BEGIN DATA EXCERPTS

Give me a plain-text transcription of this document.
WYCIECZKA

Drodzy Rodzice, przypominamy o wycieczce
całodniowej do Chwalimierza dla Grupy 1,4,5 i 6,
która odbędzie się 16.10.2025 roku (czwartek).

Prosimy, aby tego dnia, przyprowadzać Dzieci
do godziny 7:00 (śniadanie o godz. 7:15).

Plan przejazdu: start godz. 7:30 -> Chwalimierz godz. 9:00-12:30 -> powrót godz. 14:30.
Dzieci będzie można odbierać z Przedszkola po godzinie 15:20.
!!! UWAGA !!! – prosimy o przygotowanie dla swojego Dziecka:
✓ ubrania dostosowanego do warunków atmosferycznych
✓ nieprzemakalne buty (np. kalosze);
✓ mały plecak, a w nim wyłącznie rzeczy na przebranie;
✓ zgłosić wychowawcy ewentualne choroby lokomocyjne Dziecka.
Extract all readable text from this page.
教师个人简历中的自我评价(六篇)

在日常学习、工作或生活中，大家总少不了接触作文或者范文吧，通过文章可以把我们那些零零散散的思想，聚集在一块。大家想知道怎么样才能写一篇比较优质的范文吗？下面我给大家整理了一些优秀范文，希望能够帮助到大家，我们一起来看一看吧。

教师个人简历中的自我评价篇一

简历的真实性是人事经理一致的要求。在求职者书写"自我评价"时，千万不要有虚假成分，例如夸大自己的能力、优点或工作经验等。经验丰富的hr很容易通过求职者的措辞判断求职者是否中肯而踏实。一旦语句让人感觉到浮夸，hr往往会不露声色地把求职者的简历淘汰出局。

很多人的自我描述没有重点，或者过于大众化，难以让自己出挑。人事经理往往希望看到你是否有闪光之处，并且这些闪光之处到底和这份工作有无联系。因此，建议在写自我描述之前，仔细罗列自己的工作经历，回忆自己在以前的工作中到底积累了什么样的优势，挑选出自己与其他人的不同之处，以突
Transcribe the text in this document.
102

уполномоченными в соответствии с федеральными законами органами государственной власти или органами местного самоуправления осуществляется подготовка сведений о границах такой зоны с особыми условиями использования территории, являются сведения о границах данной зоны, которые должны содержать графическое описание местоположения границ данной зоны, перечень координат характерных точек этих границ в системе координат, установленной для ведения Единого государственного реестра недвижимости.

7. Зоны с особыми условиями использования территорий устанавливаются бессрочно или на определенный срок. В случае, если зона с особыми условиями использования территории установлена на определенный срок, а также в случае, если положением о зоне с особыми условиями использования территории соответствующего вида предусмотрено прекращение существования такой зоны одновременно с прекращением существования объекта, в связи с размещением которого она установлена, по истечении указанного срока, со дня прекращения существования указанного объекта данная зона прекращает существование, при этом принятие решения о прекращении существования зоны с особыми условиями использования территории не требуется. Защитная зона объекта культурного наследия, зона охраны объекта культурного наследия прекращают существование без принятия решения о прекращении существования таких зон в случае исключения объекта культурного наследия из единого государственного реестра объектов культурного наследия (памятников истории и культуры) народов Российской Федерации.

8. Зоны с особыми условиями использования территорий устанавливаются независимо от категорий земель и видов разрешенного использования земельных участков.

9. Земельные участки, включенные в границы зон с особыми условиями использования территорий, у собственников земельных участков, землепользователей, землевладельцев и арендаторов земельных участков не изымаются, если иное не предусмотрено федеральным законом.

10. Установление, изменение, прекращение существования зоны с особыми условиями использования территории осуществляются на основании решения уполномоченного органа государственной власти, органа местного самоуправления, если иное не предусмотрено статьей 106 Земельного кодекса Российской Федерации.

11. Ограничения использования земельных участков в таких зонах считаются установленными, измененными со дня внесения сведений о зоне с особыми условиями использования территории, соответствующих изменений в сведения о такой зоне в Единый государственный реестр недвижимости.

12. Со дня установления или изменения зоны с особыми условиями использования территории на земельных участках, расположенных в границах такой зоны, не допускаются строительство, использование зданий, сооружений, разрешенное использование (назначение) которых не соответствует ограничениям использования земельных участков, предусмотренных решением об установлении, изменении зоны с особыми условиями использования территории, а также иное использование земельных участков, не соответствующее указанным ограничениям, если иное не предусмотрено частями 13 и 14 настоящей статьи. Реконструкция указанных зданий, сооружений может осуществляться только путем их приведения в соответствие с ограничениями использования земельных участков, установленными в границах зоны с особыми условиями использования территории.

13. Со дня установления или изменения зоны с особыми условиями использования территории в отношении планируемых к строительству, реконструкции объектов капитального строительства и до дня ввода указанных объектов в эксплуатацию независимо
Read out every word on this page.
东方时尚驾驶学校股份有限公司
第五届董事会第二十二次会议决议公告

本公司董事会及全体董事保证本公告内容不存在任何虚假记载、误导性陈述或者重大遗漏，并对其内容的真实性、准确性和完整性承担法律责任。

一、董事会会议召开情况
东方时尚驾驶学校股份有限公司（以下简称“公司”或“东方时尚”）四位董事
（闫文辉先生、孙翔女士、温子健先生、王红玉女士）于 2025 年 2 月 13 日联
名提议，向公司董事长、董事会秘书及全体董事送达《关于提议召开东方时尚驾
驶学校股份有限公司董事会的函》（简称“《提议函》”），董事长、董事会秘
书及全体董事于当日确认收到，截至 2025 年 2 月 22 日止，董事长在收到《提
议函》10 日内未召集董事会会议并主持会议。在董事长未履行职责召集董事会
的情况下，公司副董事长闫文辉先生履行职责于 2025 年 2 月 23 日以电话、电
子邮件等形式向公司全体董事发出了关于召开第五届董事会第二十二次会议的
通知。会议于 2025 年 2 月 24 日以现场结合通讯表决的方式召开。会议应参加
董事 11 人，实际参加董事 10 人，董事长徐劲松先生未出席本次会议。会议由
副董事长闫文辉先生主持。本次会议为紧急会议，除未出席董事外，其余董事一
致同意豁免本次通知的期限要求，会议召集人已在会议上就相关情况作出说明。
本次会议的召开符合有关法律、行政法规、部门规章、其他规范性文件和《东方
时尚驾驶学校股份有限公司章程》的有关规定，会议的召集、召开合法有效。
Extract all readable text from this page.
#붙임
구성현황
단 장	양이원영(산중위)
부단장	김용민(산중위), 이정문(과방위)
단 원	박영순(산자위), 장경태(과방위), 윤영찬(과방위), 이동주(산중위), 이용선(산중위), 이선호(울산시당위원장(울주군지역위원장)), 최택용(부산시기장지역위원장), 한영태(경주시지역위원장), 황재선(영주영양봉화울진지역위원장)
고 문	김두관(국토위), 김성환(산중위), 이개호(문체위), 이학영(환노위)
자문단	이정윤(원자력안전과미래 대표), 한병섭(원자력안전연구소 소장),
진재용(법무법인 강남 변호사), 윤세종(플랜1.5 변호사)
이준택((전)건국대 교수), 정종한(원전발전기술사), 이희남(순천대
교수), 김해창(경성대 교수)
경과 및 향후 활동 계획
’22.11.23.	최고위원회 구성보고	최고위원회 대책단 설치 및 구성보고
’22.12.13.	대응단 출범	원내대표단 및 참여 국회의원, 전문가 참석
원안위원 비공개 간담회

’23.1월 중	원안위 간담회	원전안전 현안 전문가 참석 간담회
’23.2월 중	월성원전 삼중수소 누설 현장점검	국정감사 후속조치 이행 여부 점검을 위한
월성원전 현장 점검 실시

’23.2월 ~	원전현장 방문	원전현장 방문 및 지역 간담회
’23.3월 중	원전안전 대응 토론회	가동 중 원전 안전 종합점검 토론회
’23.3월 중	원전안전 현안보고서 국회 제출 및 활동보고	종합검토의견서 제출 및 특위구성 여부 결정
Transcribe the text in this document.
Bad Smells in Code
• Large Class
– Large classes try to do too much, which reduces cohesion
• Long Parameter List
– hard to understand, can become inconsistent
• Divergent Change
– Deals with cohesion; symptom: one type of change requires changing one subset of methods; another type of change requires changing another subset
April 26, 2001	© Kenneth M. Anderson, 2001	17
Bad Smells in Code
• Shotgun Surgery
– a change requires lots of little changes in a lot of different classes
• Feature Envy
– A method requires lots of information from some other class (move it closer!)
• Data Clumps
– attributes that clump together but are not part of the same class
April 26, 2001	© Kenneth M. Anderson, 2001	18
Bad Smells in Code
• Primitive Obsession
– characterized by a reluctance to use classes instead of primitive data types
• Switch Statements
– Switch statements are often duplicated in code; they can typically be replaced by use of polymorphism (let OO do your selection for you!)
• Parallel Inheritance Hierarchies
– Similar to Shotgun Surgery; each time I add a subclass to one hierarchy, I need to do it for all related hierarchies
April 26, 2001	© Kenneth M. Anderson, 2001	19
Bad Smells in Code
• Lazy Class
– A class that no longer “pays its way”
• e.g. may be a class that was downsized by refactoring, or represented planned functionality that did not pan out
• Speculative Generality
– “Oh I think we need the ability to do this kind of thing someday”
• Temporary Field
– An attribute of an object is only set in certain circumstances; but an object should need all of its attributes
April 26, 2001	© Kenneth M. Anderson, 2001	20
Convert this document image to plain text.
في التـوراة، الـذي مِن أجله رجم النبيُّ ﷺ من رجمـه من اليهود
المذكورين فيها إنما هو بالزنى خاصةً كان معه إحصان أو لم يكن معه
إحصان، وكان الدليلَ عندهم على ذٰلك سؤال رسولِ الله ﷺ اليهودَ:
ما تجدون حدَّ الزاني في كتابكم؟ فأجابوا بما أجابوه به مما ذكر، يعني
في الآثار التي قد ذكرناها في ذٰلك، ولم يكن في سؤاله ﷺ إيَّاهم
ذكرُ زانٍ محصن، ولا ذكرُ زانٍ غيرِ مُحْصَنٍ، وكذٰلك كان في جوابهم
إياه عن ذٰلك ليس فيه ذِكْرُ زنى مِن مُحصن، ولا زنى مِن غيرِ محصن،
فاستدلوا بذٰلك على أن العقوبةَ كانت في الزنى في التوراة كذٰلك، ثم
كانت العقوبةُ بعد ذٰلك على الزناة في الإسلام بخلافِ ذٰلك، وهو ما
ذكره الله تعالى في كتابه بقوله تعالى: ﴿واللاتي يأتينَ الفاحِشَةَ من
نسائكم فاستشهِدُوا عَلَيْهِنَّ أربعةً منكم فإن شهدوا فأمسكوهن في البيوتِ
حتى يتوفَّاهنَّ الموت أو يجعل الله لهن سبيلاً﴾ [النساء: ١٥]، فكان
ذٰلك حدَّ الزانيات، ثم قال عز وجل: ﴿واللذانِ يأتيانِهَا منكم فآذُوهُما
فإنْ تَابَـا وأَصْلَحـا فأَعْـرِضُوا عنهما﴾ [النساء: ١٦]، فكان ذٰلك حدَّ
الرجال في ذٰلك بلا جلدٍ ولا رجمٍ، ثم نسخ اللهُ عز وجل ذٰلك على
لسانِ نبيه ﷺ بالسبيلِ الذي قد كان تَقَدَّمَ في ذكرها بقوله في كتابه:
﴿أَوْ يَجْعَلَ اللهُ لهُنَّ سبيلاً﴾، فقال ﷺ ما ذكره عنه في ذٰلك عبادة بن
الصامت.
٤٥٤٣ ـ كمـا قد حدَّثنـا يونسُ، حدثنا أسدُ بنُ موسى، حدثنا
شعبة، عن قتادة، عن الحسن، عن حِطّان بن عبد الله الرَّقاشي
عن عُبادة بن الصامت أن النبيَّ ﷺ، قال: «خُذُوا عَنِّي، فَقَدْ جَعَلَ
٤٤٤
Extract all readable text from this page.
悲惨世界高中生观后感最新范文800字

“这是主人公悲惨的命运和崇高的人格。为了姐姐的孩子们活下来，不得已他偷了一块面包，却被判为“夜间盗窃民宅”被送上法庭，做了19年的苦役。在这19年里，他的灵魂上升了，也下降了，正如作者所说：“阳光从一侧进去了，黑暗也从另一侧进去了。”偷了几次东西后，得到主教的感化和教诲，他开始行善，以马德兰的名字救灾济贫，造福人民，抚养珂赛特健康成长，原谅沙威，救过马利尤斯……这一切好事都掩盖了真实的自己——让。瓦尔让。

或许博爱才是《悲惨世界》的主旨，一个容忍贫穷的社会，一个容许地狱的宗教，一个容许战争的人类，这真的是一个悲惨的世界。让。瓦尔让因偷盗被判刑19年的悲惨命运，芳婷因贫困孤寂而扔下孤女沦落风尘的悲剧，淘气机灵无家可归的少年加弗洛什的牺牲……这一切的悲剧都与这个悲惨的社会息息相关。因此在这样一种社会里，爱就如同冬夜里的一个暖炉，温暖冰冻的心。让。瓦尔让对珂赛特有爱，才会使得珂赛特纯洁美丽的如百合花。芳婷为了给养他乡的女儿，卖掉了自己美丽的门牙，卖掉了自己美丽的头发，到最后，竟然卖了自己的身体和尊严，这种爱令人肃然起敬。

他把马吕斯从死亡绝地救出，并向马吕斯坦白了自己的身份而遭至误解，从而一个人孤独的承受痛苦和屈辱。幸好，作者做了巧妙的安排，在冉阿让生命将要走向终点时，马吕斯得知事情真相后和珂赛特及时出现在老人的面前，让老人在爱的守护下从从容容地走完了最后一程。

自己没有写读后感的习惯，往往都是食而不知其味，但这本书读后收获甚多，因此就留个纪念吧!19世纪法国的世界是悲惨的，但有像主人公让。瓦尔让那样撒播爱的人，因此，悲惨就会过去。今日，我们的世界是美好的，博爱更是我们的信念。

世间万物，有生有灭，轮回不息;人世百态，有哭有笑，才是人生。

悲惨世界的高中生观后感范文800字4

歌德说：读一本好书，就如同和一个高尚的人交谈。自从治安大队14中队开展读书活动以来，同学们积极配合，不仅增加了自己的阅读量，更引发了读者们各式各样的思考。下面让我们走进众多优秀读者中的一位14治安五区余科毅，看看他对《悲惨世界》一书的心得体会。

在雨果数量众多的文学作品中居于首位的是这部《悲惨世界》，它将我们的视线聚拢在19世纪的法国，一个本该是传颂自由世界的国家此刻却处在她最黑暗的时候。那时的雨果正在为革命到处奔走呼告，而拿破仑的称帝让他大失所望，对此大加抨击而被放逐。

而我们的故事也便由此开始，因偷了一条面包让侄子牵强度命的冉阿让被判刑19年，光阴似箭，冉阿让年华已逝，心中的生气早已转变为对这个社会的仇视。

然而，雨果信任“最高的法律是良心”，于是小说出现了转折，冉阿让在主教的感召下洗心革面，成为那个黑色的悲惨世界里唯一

END DATA EXCERPTS

YOUR GOAL:
Scan the entries above. Copy each line that has the string "سبيلا".

RESULT FOR THIS TASK:
حتى يتوفَّاهنَّ الموت أو يجعل الله لهن سبيلاً﴾ [النساء: ١٥]، فكان
﴿أَوْ يَجْعَلَ اللهُ لهُنَّ سبيلاً﴾، فقال ﷺ ما ذكره عنه في ذٰلك عبادة بن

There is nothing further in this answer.